**Given records:**
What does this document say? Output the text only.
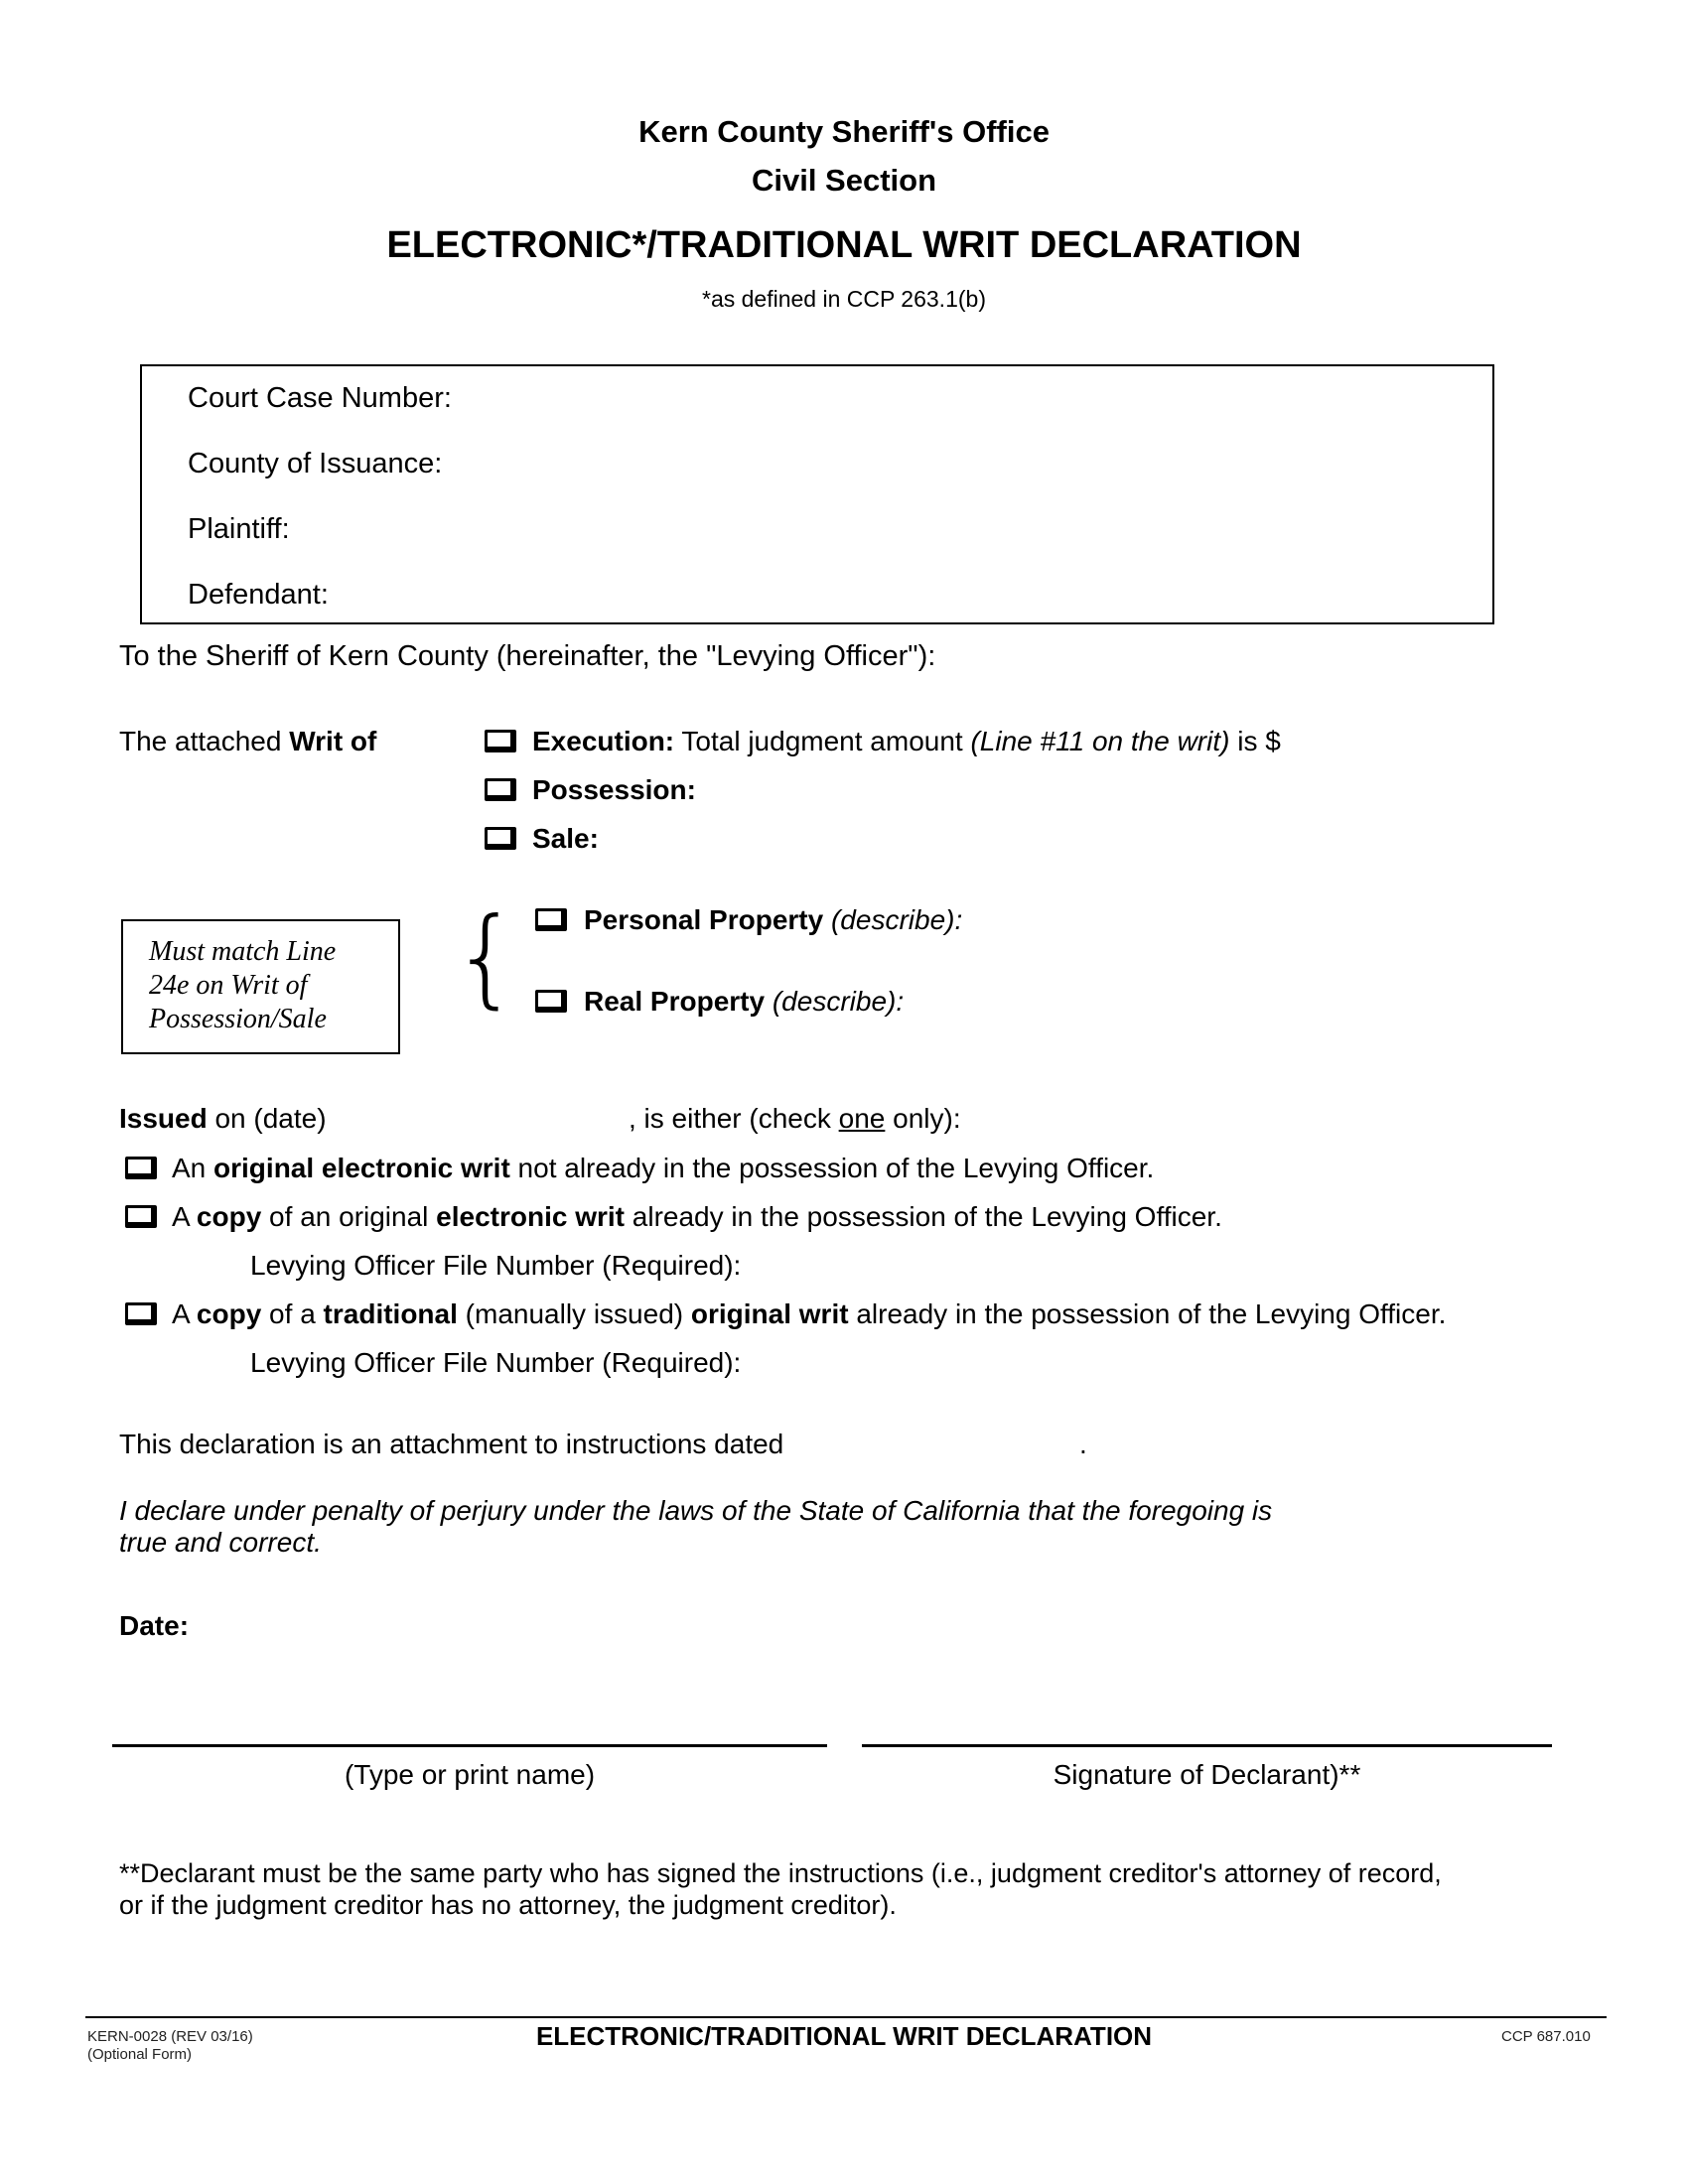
Kern County Sheriff's Office
Civil Section
ELECTRONIC*/TRADITIONAL WRIT DECLARATION
*as defined in CCP 263.1(b)
Court Case Number:
County of Issuance:
Plaintiff:
Defendant:
To the Sheriff of Kern County (hereinafter, the "Levying Officer"):
The attached Writ of	Execution: Total judgment amount (Line #11 on the writ) is $
Possession:
Sale:
Must match Line
24e on Writ of
Possession/Sale	{ Personal Property (describe):
Real Property (describe):
Issued on (date)	, is either (check one only):
An original electronic writ not already in the possession of the Levying Officer.
A copy of an original electronic writ already in the possession of the Levying Officer.
Levying Officer File Number (Required):
A copy of a traditional (manually issued) original writ already in the possession of the Levying Officer.
Levying Officer File Number (Required):
This declaration is an attachment to instructions dated	.
I declare under penalty of perjury under the laws of the State of California that the foregoing is
true and correct.
Date:
(Type or print name)	Signature of Declarant)**
**Declarant must be the same party who has signed the instructions (i.e., judgment creditor's attorney of record,
or if the judgment creditor has no attorney, the judgment creditor).
KERN-0028 (REV 03/16)
(Optional Form)
ELECTRONIC/TRADITIONAL WRIT DECLARATION	CCP 687.010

**Exercise goal:**
Every entry above should be duplicated exactly. Do not include the images.

**Worked answer:**
What does this document say? Output the text only.
Kern County Sheriff's Office
Civil Section
ELECTRONIC*/TRADITIONAL WRIT DECLARATION
*as defined in CCP 263.1(b)
Court Case Number:
County of Issuance:
Plaintiff:
Defendant:
To the Sheriff of Kern County (hereinafter, the "Levying Officer"):
The attached Writ of	Execution: Total judgment amount (Line #11 on the writ) is $
Possession:
Sale:
Must match Line
24e on Writ of
Possession/Sale	{ Personal Property (describe):
Real Property (describe):
Issued on (date)	, is either (check one only):
An original electronic writ not already in the possession of the Levying Officer.
A copy of an original electronic writ already in the possession of the Levying Officer.
Levying Officer File Number (Required):
A copy of a traditional (manually issued) original writ already in the possession of the Levying Officer.
Levying Officer File Number (Required):
This declaration is an attachment to instructions dated	.
I declare under penalty of perjury under the laws of the State of California that the foregoing is
true and correct.
Date:
(Type or print name)	Signature of Declarant)**
**Declarant must be the same party who has signed the instructions (i.e., judgment creditor's attorney of record,
or if the judgment creditor has no attorney, the judgment creditor).
KERN-0028 (REV 03/16)
(Optional Form)
ELECTRONIC/TRADITIONAL WRIT DECLARATION	CCP 687.010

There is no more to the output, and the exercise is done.